Exercise aim: Extract every line that contains the string "icon".
[Start]
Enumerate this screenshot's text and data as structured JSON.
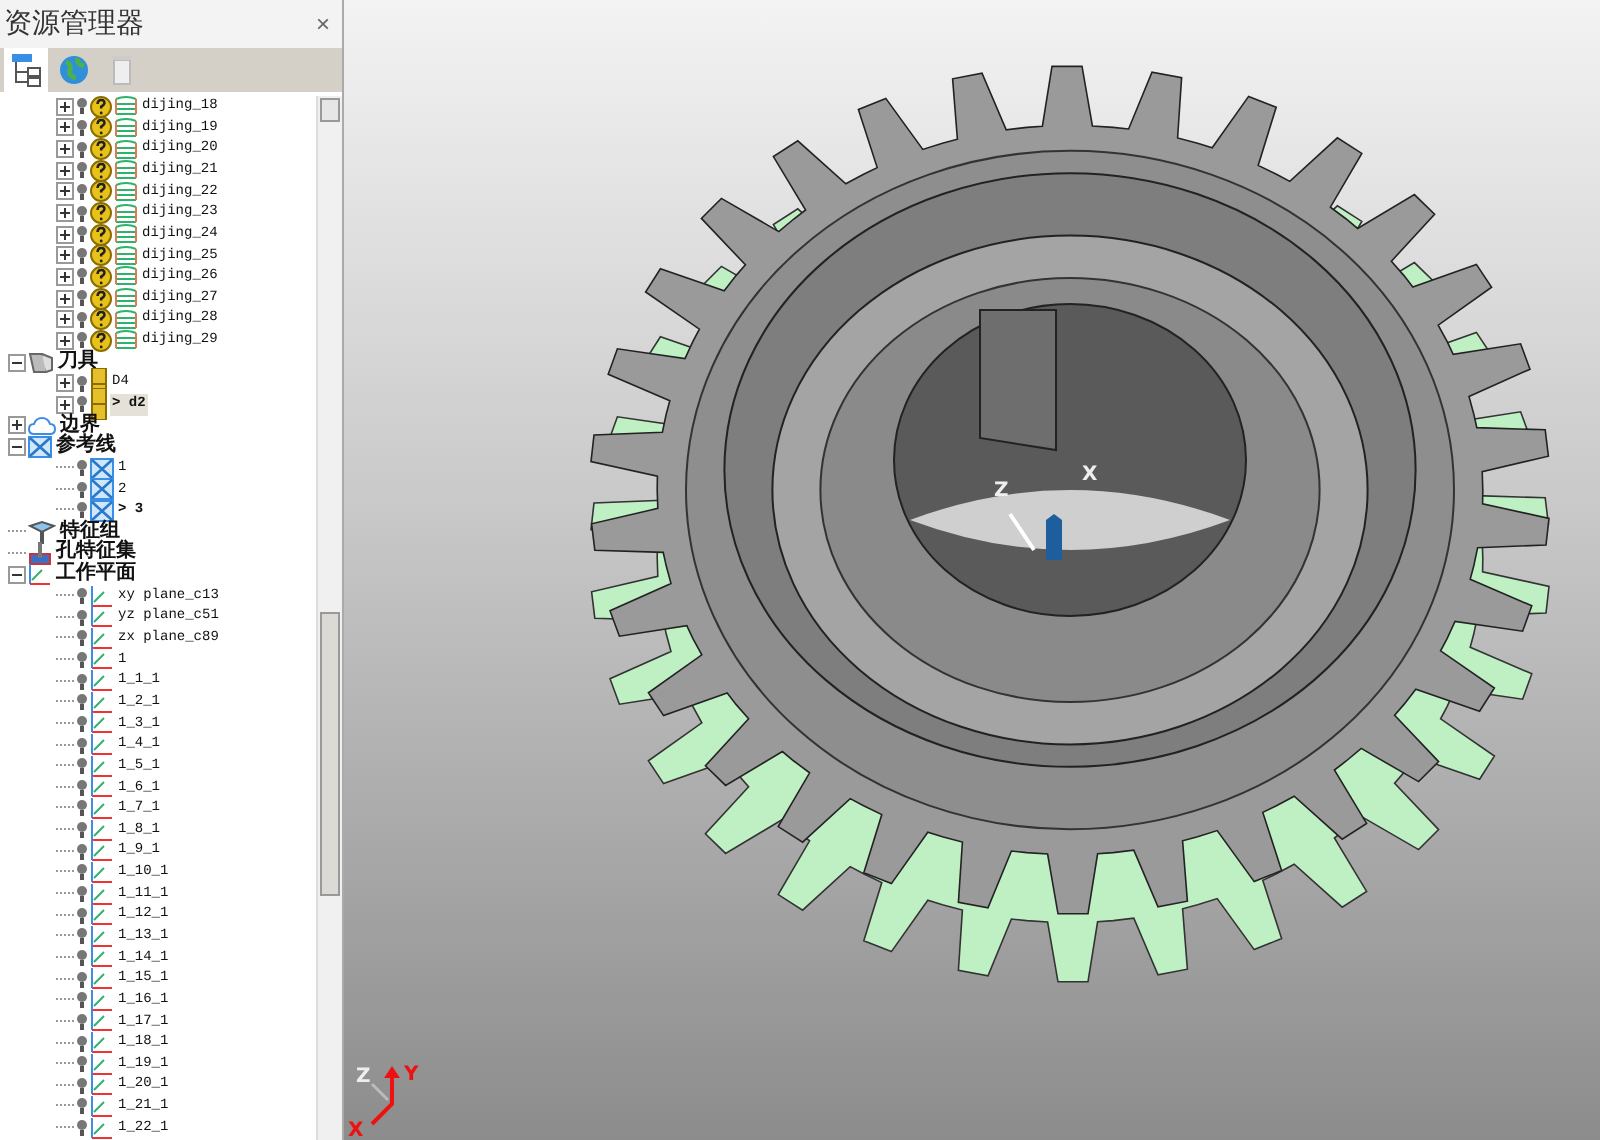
{
  "panel": {
    "title": "资源管理器",
    "close": "×"
  },
  "toolbar": [
    {
      "kind": "tree",
      "selected": true
    },
    {
      "kind": "globe",
      "selected": false
    },
    {
      "kind": "trash",
      "selected": false
    }
  ],
  "partial_group": [
    {
      "label": "dijing_18",
      "expanded": false
    },
    {
      "label": "dijing_19",
      "expanded": false
    },
    {
      "label": "dijing_20",
      "expanded": false
    },
    {
      "label": "dijing_21",
      "expanded": false
    },
    {
      "label": "dijing_22",
      "expanded": false
    },
    {
      "label": "dijing_23",
      "expanded": false
    },
    {
      "label": "dijing_24",
      "expanded": false
    },
    {
      "label": "dijing_25",
      "expanded": false
    },
    {
      "label": "dijing_26",
      "expanded": false
    },
    {
      "label": "dijing_27",
      "expanded": false
    },
    {
      "label": "dijing_28",
      "expanded": false
    },
    {
      "label": "dijing_29",
      "expanded": false
    }
  ],
  "tree": [
    {
      "label": "刀具",
      "kind": "tools",
      "expanded": true,
      "children": [
        {
          "label": "D4",
          "kind": "tool",
          "expanded": false,
          "active": false,
          "selected": false
        },
        {
          "label": "> d2",
          "kind": "tool",
          "expanded": false,
          "active": true,
          "selected": true
        }
      ]
    },
    {
      "label": "边界",
      "kind": "boundary",
      "expanded": false
    },
    {
      "label": "参考线",
      "kind": "reflines",
      "expanded": true,
      "children": [
        {
          "label": "1",
          "kind": "refline",
          "active": false
        },
        {
          "label": "2",
          "kind": "refline",
          "active": false
        },
        {
          "label": "> 3",
          "kind": "refline",
          "active": true
        }
      ]
    },
    {
      "label": "特征组",
      "kind": "featureset"
    },
    {
      "label": "孔特征集",
      "kind": "holes"
    },
    {
      "label": "工作平面",
      "kind": "workplanes",
      "expanded": true,
      "children": [
        {
          "label": "xy plane_c13",
          "kind": "plane"
        },
        {
          "label": "yz plane_c51",
          "kind": "plane"
        },
        {
          "label": "zx plane_c89",
          "kind": "plane"
        },
        {
          "label": "1",
          "kind": "plane"
        },
        {
          "label": "1_1_1",
          "kind": "plane"
        },
        {
          "label": "1_2_1",
          "kind": "plane"
        },
        {
          "label": "1_3_1",
          "kind": "plane"
        },
        {
          "label": "1_4_1",
          "kind": "plane"
        },
        {
          "label": "1_5_1",
          "kind": "plane"
        },
        {
          "label": "1_6_1",
          "kind": "plane"
        },
        {
          "label": "1_7_1",
          "kind": "plane"
        },
        {
          "label": "1_8_1",
          "kind": "plane"
        },
        {
          "label": "1_9_1",
          "kind": "plane"
        },
        {
          "label": "1_10_1",
          "kind": "plane"
        },
        {
          "label": "1_11_1",
          "kind": "plane"
        },
        {
          "label": "1_12_1",
          "kind": "plane"
        },
        {
          "label": "1_13_1",
          "kind": "plane"
        },
        {
          "label": "1_14_1",
          "kind": "plane"
        },
        {
          "label": "1_15_1",
          "kind": "plane"
        },
        {
          "label": "1_16_1",
          "kind": "plane"
        },
        {
          "label": "1_17_1",
          "kind": "plane"
        },
        {
          "label": "1_18_1",
          "kind": "plane"
        },
        {
          "label": "1_19_1",
          "kind": "plane"
        },
        {
          "label": "1_20_1",
          "kind": "plane"
        },
        {
          "label": "1_21_1",
          "kind": "plane"
        },
        {
          "label": "1_22_1",
          "kind": "plane"
        }
      ]
    }
  ],
  "viewport": {
    "model_axes": {
      "z": "Z",
      "x": "X"
    },
    "view_axes": {
      "z": "Z",
      "y": "Y",
      "x": "X"
    }
  }
}
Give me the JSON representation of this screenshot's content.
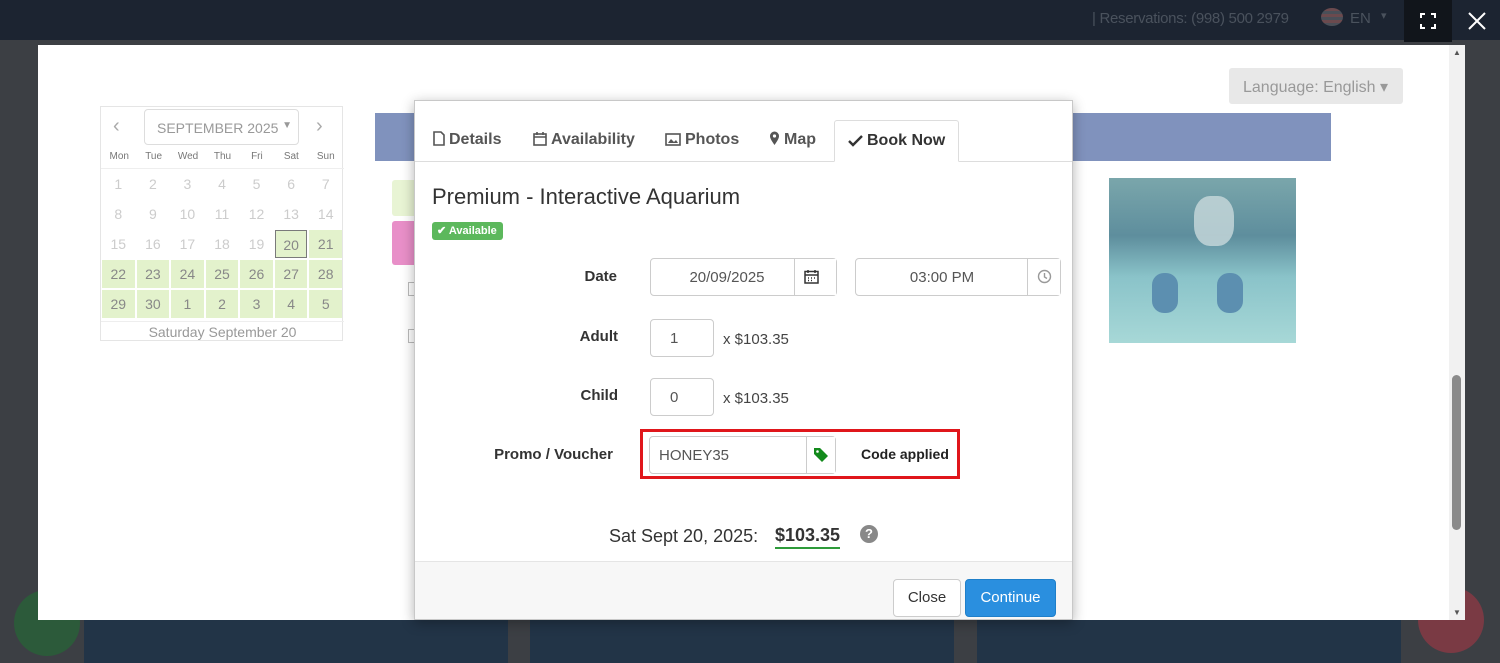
{
  "topbar": {
    "reservations": "| Reservations: (998) 500 2979",
    "language_code": "EN"
  },
  "frame": {
    "language_button": "Language: English ▾"
  },
  "calendar": {
    "month_label": "SEPTEMBER 2025",
    "weekdays": [
      "Mon",
      "Tue",
      "Wed",
      "Thu",
      "Fri",
      "Sat",
      "Sun"
    ],
    "days": [
      {
        "d": "1",
        "state": "off"
      },
      {
        "d": "2",
        "state": "off"
      },
      {
        "d": "3",
        "state": "off"
      },
      {
        "d": "4",
        "state": "off"
      },
      {
        "d": "5",
        "state": "off"
      },
      {
        "d": "6",
        "state": "off"
      },
      {
        "d": "7",
        "state": "off"
      },
      {
        "d": "8",
        "state": "off"
      },
      {
        "d": "9",
        "state": "off"
      },
      {
        "d": "10",
        "state": "off"
      },
      {
        "d": "11",
        "state": "off"
      },
      {
        "d": "12",
        "state": "off"
      },
      {
        "d": "13",
        "state": "off"
      },
      {
        "d": "14",
        "state": "off"
      },
      {
        "d": "15",
        "state": "off"
      },
      {
        "d": "16",
        "state": "off"
      },
      {
        "d": "17",
        "state": "off"
      },
      {
        "d": "18",
        "state": "off"
      },
      {
        "d": "19",
        "state": "off"
      },
      {
        "d": "20",
        "state": "sel"
      },
      {
        "d": "21",
        "state": "avail"
      },
      {
        "d": "22",
        "state": "avail"
      },
      {
        "d": "23",
        "state": "avail"
      },
      {
        "d": "24",
        "state": "avail"
      },
      {
        "d": "25",
        "state": "avail"
      },
      {
        "d": "26",
        "state": "avail"
      },
      {
        "d": "27",
        "state": "avail"
      },
      {
        "d": "28",
        "state": "avail"
      },
      {
        "d": "29",
        "state": "avail"
      },
      {
        "d": "30",
        "state": "avail"
      },
      {
        "d": "1",
        "state": "avail"
      },
      {
        "d": "2",
        "state": "avail"
      },
      {
        "d": "3",
        "state": "avail"
      },
      {
        "d": "4",
        "state": "avail"
      },
      {
        "d": "5",
        "state": "avail"
      }
    ],
    "footer": "Saturday September 20"
  },
  "modal": {
    "tabs": [
      "Details",
      "Availability",
      "Photos",
      "Map",
      "Book Now"
    ],
    "active_tab": "Book Now",
    "title": "Premium - Interactive Aquarium",
    "badge": "Available",
    "date_label": "Date",
    "date_value": "20/09/2025",
    "time_value": "03:00 PM",
    "adult_label": "Adult",
    "adult_qty": "1",
    "adult_price": "x $103.35",
    "child_label": "Child",
    "child_qty": "0",
    "child_price": "x $103.35",
    "promo_label": "Promo / Voucher",
    "promo_value": "HONEY35",
    "promo_status": "Code applied",
    "summary_date": "Sat Sept 20, 2025:",
    "summary_total": "$103.35",
    "close_label": "Close",
    "continue_label": "Continue"
  },
  "colors": {
    "accent_blue": "#2a8fdf",
    "available_green": "#5cb85c",
    "promo_highlight": "#e0161b"
  }
}
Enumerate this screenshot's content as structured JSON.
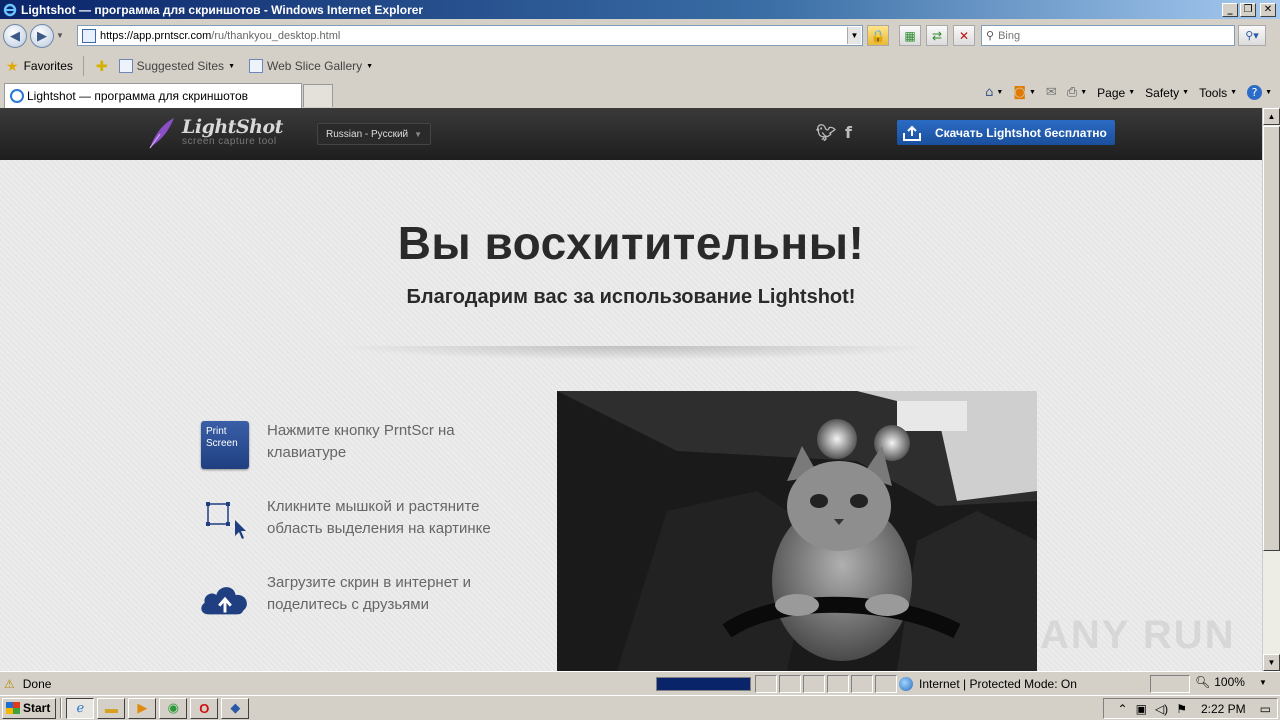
{
  "window": {
    "title": "Lightshot — программа для скриншотов - Windows Internet Explorer",
    "minimize": "_",
    "maximize": "❐",
    "close": "✕"
  },
  "navigation": {
    "back": "◀",
    "forward": "▶",
    "url_host": "https://app.prntscr.com",
    "url_path": "/ru/thankyou_desktop.html",
    "search_placeholder": "Bing"
  },
  "favorites_bar": {
    "favorites_label": "Favorites",
    "suggested_sites": "Suggested Sites",
    "web_slice_gallery": "Web Slice Gallery"
  },
  "tabs": [
    {
      "label": "Lightshot — программа для скриншотов"
    }
  ],
  "command_bar": {
    "page": "Page",
    "safety": "Safety",
    "tools": "Tools"
  },
  "site": {
    "brand_name": "LightShot",
    "brand_tagline": "screen capture tool",
    "language": "Russian - Русский",
    "download_button": "Скачать Lightshot бесплатно",
    "headline": "Вы восхитительны!",
    "subheadline": "Благодарим вас за использование Lightshot!",
    "key_label_line1": "Print",
    "key_label_line2": "Screen",
    "steps": [
      {
        "text": "Нажмите кнопку PrntScr на клавиатуре",
        "icon": "print-screen-key-icon"
      },
      {
        "text": "Кликните мышкой и растяните область выделения на картинке",
        "icon": "selection-area-icon"
      },
      {
        "text": "Загрузите скрин в интернет и поделитесь с друзьями",
        "icon": "cloud-upload-icon"
      }
    ],
    "watermark": "ANY RUN"
  },
  "status_bar": {
    "status": "Done",
    "progress_fraction": 1.0,
    "zone": "Internet | Protected Mode: On",
    "zoom": "100%"
  },
  "taskbar": {
    "start": "Start",
    "clock": "2:22 PM"
  },
  "colors": {
    "accent_blue": "#1a4f9c",
    "header_dark": "#262626",
    "xp_titlebar": "#0a246a"
  }
}
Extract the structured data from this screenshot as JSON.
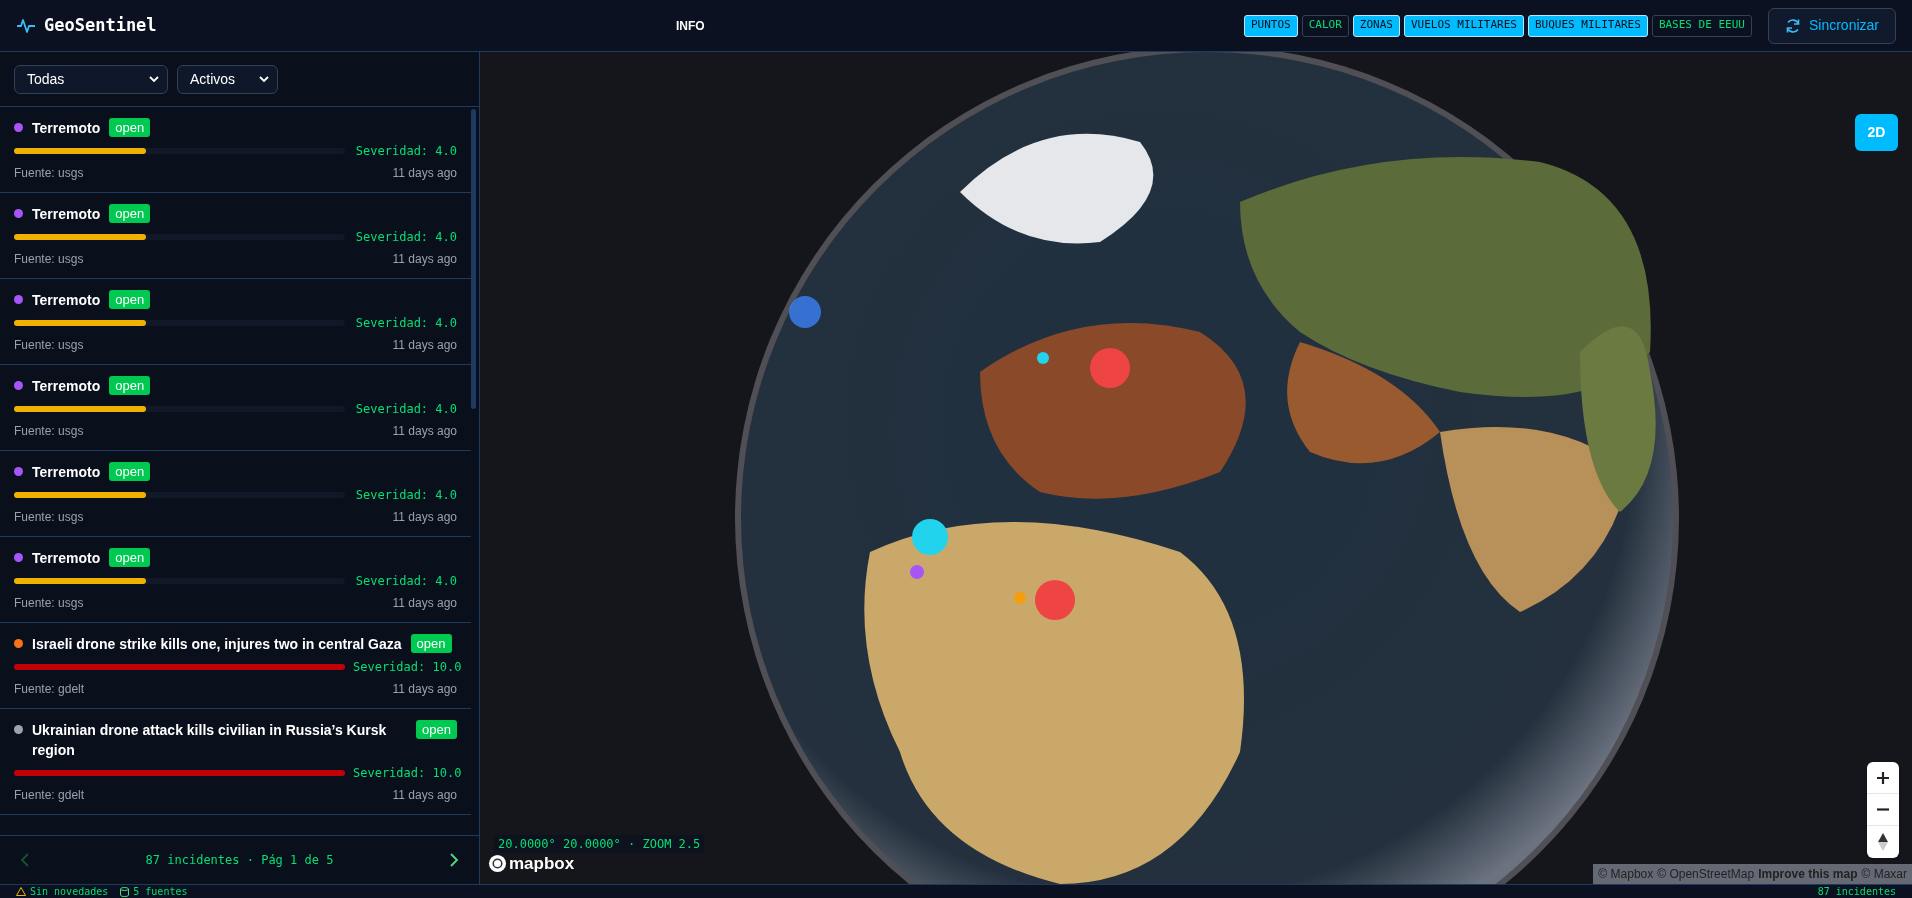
[End]
Solved problem:
        "icon": "print-screen-key-icon"
        "icon": "selection-area-icon"
        "icon": "cloud-upload-icon"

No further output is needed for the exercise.